### What is required
Every line containing the word "size" needs to be found and copied.

(Extracted records)
━━━━━━━━━━━━━━━━━━━━━━━━━━━━━━
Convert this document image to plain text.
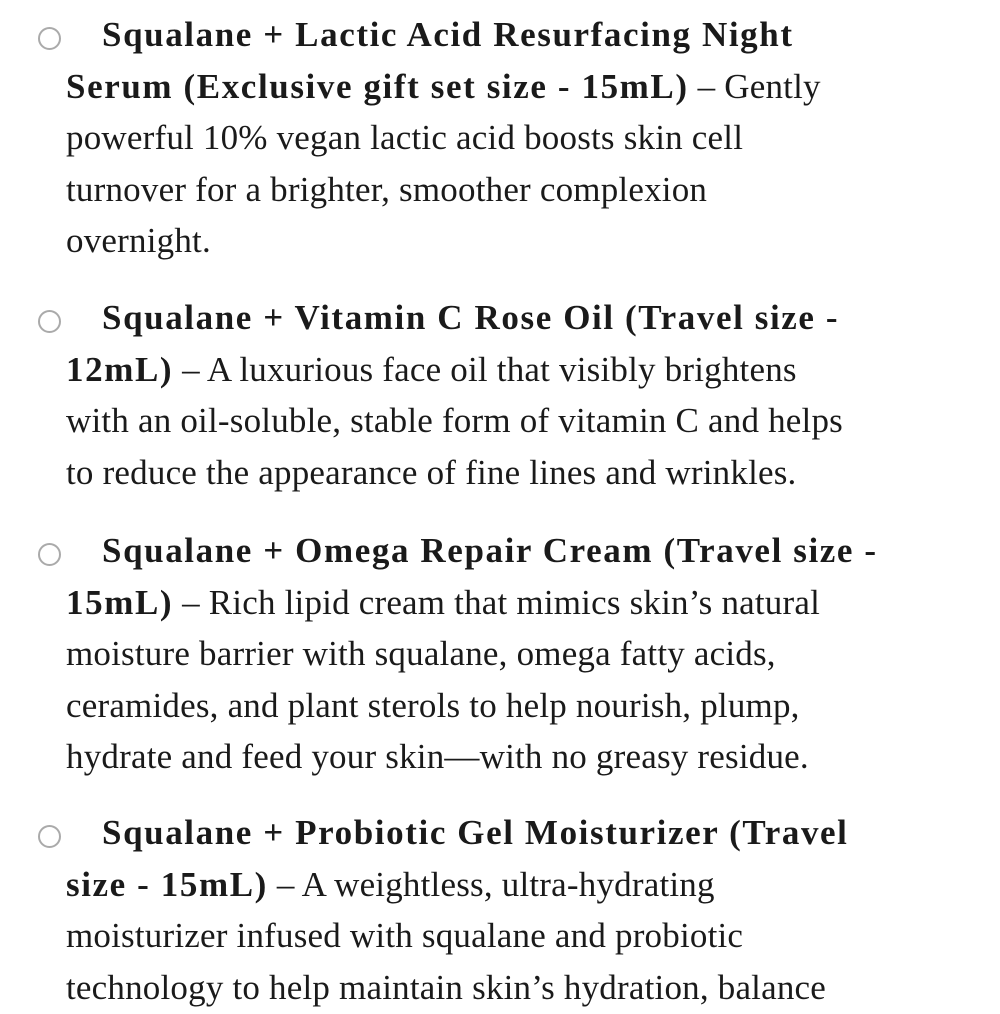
Squalane + Lactic Acid Resurfacing Night
Serum (Exclusive gift set size - 15mL) – Gently
powerful 10% vegan lactic acid boosts skin cell
turnover for a brighter, smoother complexion
overnight.
Squalane + Vitamin C Rose Oil (Travel size -
12mL) – A luxurious face oil that visibly brightens
with an oil-soluble, stable form of vitamin C and helps
to reduce the appearance of fine lines and wrinkles.
Squalane + Omega Repair Cream (Travel size -
15mL) – Rich lipid cream that mimics skin’s natural
moisture barrier with squalane, omega fatty acids,
ceramides, and plant sterols to help nourish, plump,
hydrate and feed your skin—with no greasy residue.
Squalane + Probiotic Gel Moisturizer (Travel
size - 15mL) – A weightless, ultra-hydrating
moisturizer infused with squalane and probiotic
technology to help maintain skin’s hydration, balance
━━━━━━━━━━━━━━━━━━━━━━━━━━━━━━
### Output of the task
Serum (Exclusive gift set size - 15mL) – Gently
Squalane + Vitamin C Rose Oil (Travel size -
Squalane + Omega Repair Cream (Travel size -
size - 15mL) – A weightless, ultra-hydrating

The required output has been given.